_STATED PROBLEM_: Return only the number of lines in the entries below that hold the word "spectrum".

_MATERIAL PROVIDED_:
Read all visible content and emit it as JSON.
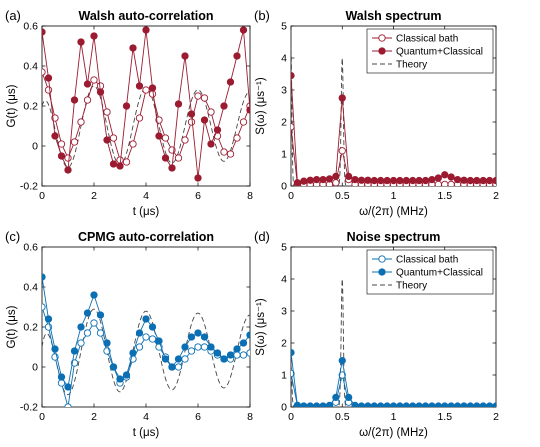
{
  "colors": {
    "red": "#9b1b30",
    "blue": "#0b6fb3",
    "theory": "#444444"
  },
  "chart_data": [
    {
      "id": "a",
      "type": "line",
      "panel_label": "(a)",
      "title": "Walsh auto-correlation",
      "xlabel": "t (μs)",
      "ylabel": "G(t) (μs)",
      "xlim": [
        0,
        8
      ],
      "ylim": [
        -0.2,
        0.6
      ],
      "xticks": [
        0,
        2,
        4,
        6,
        8
      ],
      "yticks": [
        -0.2,
        0,
        0.2,
        0.4,
        0.6
      ],
      "ytick_labels": [
        "-0.2",
        "0",
        "0.2",
        "0.4",
        "0.6"
      ],
      "color_key": "red",
      "grid": false,
      "series": [
        {
          "role": "classical",
          "marker": "open",
          "x": [
            0.0,
            0.25,
            0.5,
            0.75,
            1.0,
            1.25,
            1.5,
            1.75,
            2.0,
            2.25,
            2.5,
            2.75,
            3.0,
            3.25,
            3.5,
            3.75,
            4.0,
            4.25,
            4.5,
            4.75,
            5.0,
            5.25,
            5.5,
            5.75,
            6.0,
            6.25,
            6.5,
            6.75,
            7.0,
            7.25,
            7.5,
            7.75,
            8.0
          ],
          "y": [
            0.37,
            0.28,
            0.14,
            0.01,
            -0.06,
            0.02,
            0.12,
            0.23,
            0.33,
            0.3,
            0.17,
            0.04,
            -0.07,
            -0.08,
            0.01,
            0.14,
            0.28,
            0.26,
            0.13,
            0.04,
            -0.02,
            -0.06,
            0.03,
            0.12,
            0.25,
            0.24,
            0.17,
            0.05,
            -0.03,
            -0.04,
            0.04,
            0.12,
            0.2
          ]
        },
        {
          "role": "quantum",
          "marker": "filled",
          "x": [
            0.0,
            0.25,
            0.5,
            0.75,
            1.0,
            1.25,
            1.5,
            1.75,
            2.0,
            2.25,
            2.5,
            2.75,
            3.0,
            3.25,
            3.5,
            3.75,
            4.0,
            4.25,
            4.5,
            4.75,
            5.0,
            5.25,
            5.5,
            5.75,
            6.0,
            6.25,
            6.5,
            6.75,
            7.0,
            7.25,
            7.5,
            7.75,
            8.0
          ],
          "y": [
            0.57,
            0.34,
            0.05,
            -0.05,
            -0.12,
            0.23,
            0.52,
            0.31,
            0.55,
            0.27,
            0.03,
            -0.09,
            -0.1,
            0.2,
            0.49,
            0.3,
            0.58,
            0.29,
            0.05,
            -0.06,
            -0.11,
            0.21,
            0.45,
            0.16,
            -0.16,
            0.13,
            0.01,
            0.08,
            0.2,
            0.32,
            0.45,
            0.58,
            0.18
          ]
        },
        {
          "role": "theory",
          "curve": "cos",
          "dashed": true,
          "amp": 0.21,
          "offset": 0.1,
          "period_us": 2.0,
          "decay_us": 40,
          "t0": 0.2
        }
      ]
    },
    {
      "id": "b",
      "type": "line",
      "panel_label": "(b)",
      "title": "Walsh spectrum",
      "xlabel": "ω/(2π) (MHz)",
      "ylabel": "S(ω) (μs⁻¹)",
      "xlim": [
        0,
        2
      ],
      "ylim": [
        0,
        5
      ],
      "xticks": [
        0,
        0.5,
        1,
        1.5,
        2
      ],
      "xtick_labels": [
        "0",
        "0.5",
        "1",
        "1.5",
        "2"
      ],
      "yticks": [
        0,
        1,
        2,
        3,
        4,
        5
      ],
      "color_key": "red",
      "grid": false,
      "legend": {
        "location": "top-right",
        "entries": [
          "Classical bath",
          "Quantum+Classical",
          "Theory"
        ]
      },
      "series": [
        {
          "name": "Classical bath",
          "marker": "open",
          "x": [
            0,
            0.0625,
            0.125,
            0.1875,
            0.25,
            0.3125,
            0.375,
            0.4375,
            0.5,
            0.5625,
            0.625,
            0.6875,
            0.75,
            0.8125,
            0.875,
            0.9375,
            1.0,
            1.0625,
            1.125,
            1.1875,
            1.25,
            1.3125,
            1.375,
            1.4375,
            1.5,
            1.5625,
            1.625,
            1.6875,
            1.75,
            1.8125,
            1.875,
            1.9375,
            2.0
          ],
          "y": [
            1.85,
            0.05,
            0.05,
            0.05,
            0.05,
            0.05,
            0.05,
            0.1,
            1.1,
            0.2,
            0.05,
            0.05,
            0.05,
            0.05,
            0.05,
            0.05,
            0.05,
            0.05,
            0.05,
            0.05,
            0.05,
            0.05,
            0.05,
            0.05,
            0.05,
            0.05,
            0.05,
            0.05,
            0.05,
            0.05,
            0.05,
            0.05,
            0.05
          ]
        },
        {
          "name": "Quantum+Classical",
          "marker": "filled",
          "x": [
            0,
            0.0625,
            0.125,
            0.1875,
            0.25,
            0.3125,
            0.375,
            0.4375,
            0.5,
            0.5625,
            0.625,
            0.6875,
            0.75,
            0.8125,
            0.875,
            0.9375,
            1.0,
            1.0625,
            1.125,
            1.1875,
            1.25,
            1.3125,
            1.375,
            1.4375,
            1.5,
            1.5625,
            1.625,
            1.6875,
            1.75,
            1.8125,
            1.875,
            1.9375,
            2.0
          ],
          "y": [
            3.45,
            0.1,
            0.15,
            0.18,
            0.2,
            0.2,
            0.22,
            0.3,
            2.75,
            0.3,
            0.2,
            0.18,
            0.18,
            0.17,
            0.17,
            0.17,
            0.17,
            0.17,
            0.17,
            0.17,
            0.17,
            0.17,
            0.2,
            0.25,
            0.35,
            0.28,
            0.2,
            0.18,
            0.17,
            0.17,
            0.17,
            0.17,
            0.17
          ]
        },
        {
          "name": "Theory",
          "curve": "peaks",
          "dashed": true,
          "peaks": [
            {
              "center": 0.0,
              "height": 4.3,
              "width": 0.012
            },
            {
              "center": 0.5,
              "height": 4.0,
              "width": 0.015
            }
          ]
        }
      ]
    },
    {
      "id": "c",
      "type": "line",
      "panel_label": "(c)",
      "title": "CPMG auto-correlation",
      "xlabel": "t (μs)",
      "ylabel": "G(t) (μs)",
      "xlim": [
        0,
        8
      ],
      "ylim": [
        -0.2,
        0.6
      ],
      "xticks": [
        0,
        2,
        4,
        6,
        8
      ],
      "yticks": [
        -0.2,
        0,
        0.2,
        0.4,
        0.6
      ],
      "ytick_labels": [
        "-0.2",
        "0",
        "0.2",
        "0.4",
        "0.6"
      ],
      "color_key": "blue",
      "grid": false,
      "series": [
        {
          "role": "classical",
          "marker": "open",
          "x": [
            0.0,
            0.25,
            0.5,
            0.75,
            1.0,
            1.25,
            1.5,
            1.75,
            2.0,
            2.25,
            2.5,
            2.75,
            3.0,
            3.25,
            3.5,
            3.75,
            4.0,
            4.25,
            4.5,
            4.75,
            5.0,
            5.25,
            5.5,
            5.75,
            6.0,
            6.25,
            6.5,
            6.75,
            7.0,
            7.25,
            7.5,
            7.75,
            8.0
          ],
          "y": [
            0.3,
            0.2,
            0.05,
            -0.08,
            -0.2,
            0.02,
            0.12,
            0.17,
            0.22,
            0.17,
            0.08,
            0.0,
            -0.08,
            -0.05,
            0.04,
            0.1,
            0.15,
            0.14,
            0.1,
            0.05,
            0.0,
            0.0,
            0.04,
            0.08,
            0.1,
            0.1,
            0.08,
            0.06,
            0.04,
            0.04,
            0.06,
            0.06,
            0.07
          ]
        },
        {
          "role": "quantum",
          "marker": "filled",
          "x": [
            0.0,
            0.25,
            0.5,
            0.75,
            1.0,
            1.25,
            1.5,
            1.75,
            2.0,
            2.25,
            2.5,
            2.75,
            3.0,
            3.25,
            3.5,
            3.75,
            4.0,
            4.25,
            4.5,
            4.75,
            5.0,
            5.25,
            5.5,
            5.75,
            6.0,
            6.25,
            6.5,
            6.75,
            7.0,
            7.25,
            7.5,
            7.75,
            8.0
          ],
          "y": [
            0.45,
            0.24,
            0.09,
            -0.05,
            -0.1,
            0.08,
            0.2,
            0.27,
            0.36,
            0.26,
            0.12,
            0.0,
            -0.06,
            -0.04,
            0.07,
            0.17,
            0.24,
            0.2,
            0.13,
            0.04,
            0.0,
            0.04,
            0.1,
            0.15,
            0.17,
            0.15,
            0.1,
            0.07,
            0.04,
            0.06,
            0.09,
            0.12,
            0.16
          ]
        },
        {
          "role": "theory",
          "curve": "cos",
          "dashed": true,
          "amp": 0.22,
          "offset": 0.08,
          "period_us": 2.0,
          "decay_us": 40,
          "t0": 0.1
        }
      ]
    },
    {
      "id": "d",
      "type": "line",
      "panel_label": "(d)",
      "title": "Noise spectrum",
      "xlabel": "ω/(2π) (MHz)",
      "ylabel": "S(ω) (μs⁻¹)",
      "xlim": [
        0,
        2
      ],
      "ylim": [
        0,
        5
      ],
      "xticks": [
        0,
        0.5,
        1,
        1.5,
        2
      ],
      "xtick_labels": [
        "0",
        "0.5",
        "1",
        "1.5",
        "2"
      ],
      "yticks": [
        0,
        1,
        2,
        3,
        4,
        5
      ],
      "color_key": "blue",
      "grid": false,
      "legend": {
        "location": "top-right",
        "entries": [
          "Classical bath",
          "Quantum+Classical",
          "Theory"
        ]
      },
      "series": [
        {
          "name": "Classical bath",
          "marker": "open",
          "x": [
            0,
            0.0625,
            0.125,
            0.1875,
            0.25,
            0.3125,
            0.375,
            0.4375,
            0.5,
            0.5625,
            0.625,
            0.6875,
            0.75,
            0.8125,
            0.875,
            0.9375,
            1.0,
            1.0625,
            1.125,
            1.1875,
            1.25,
            1.3125,
            1.375,
            1.4375,
            1.5,
            1.5625,
            1.625,
            1.6875,
            1.75,
            1.8125,
            1.875,
            1.9375,
            2.0
          ],
          "y": [
            1.05,
            0.05,
            0.02,
            0.02,
            0.02,
            0.02,
            0.03,
            0.15,
            1.0,
            0.15,
            0.03,
            0.02,
            0.02,
            0.02,
            0.02,
            0.02,
            0.02,
            0.02,
            0.02,
            0.02,
            0.02,
            0.02,
            0.02,
            0.02,
            0.02,
            0.02,
            0.02,
            0.02,
            0.02,
            0.02,
            0.02,
            0.02,
            0.02
          ]
        },
        {
          "name": "Quantum+Classical",
          "marker": "filled",
          "x": [
            0,
            0.0625,
            0.125,
            0.1875,
            0.25,
            0.3125,
            0.375,
            0.4375,
            0.5,
            0.5625,
            0.625,
            0.6875,
            0.75,
            0.8125,
            0.875,
            0.9375,
            1.0,
            1.0625,
            1.125,
            1.1875,
            1.25,
            1.3125,
            1.375,
            1.4375,
            1.5,
            1.5625,
            1.625,
            1.6875,
            1.75,
            1.8125,
            1.875,
            1.9375,
            2.0
          ],
          "y": [
            1.7,
            0.05,
            0.03,
            0.03,
            0.03,
            0.03,
            0.05,
            0.3,
            1.45,
            0.3,
            0.05,
            0.03,
            0.03,
            0.03,
            0.03,
            0.03,
            0.03,
            0.03,
            0.03,
            0.03,
            0.03,
            0.03,
            0.03,
            0.03,
            0.03,
            0.03,
            0.03,
            0.03,
            0.03,
            0.03,
            0.03,
            0.03,
            0.03
          ]
        },
        {
          "name": "Theory",
          "curve": "peaks",
          "dashed": true,
          "peaks": [
            {
              "center": 0.0,
              "height": 1.3,
              "width": 0.012
            },
            {
              "center": 0.5,
              "height": 4.0,
              "width": 0.015
            }
          ]
        }
      ]
    }
  ]
}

_COMPLETE RESPONSE_: 2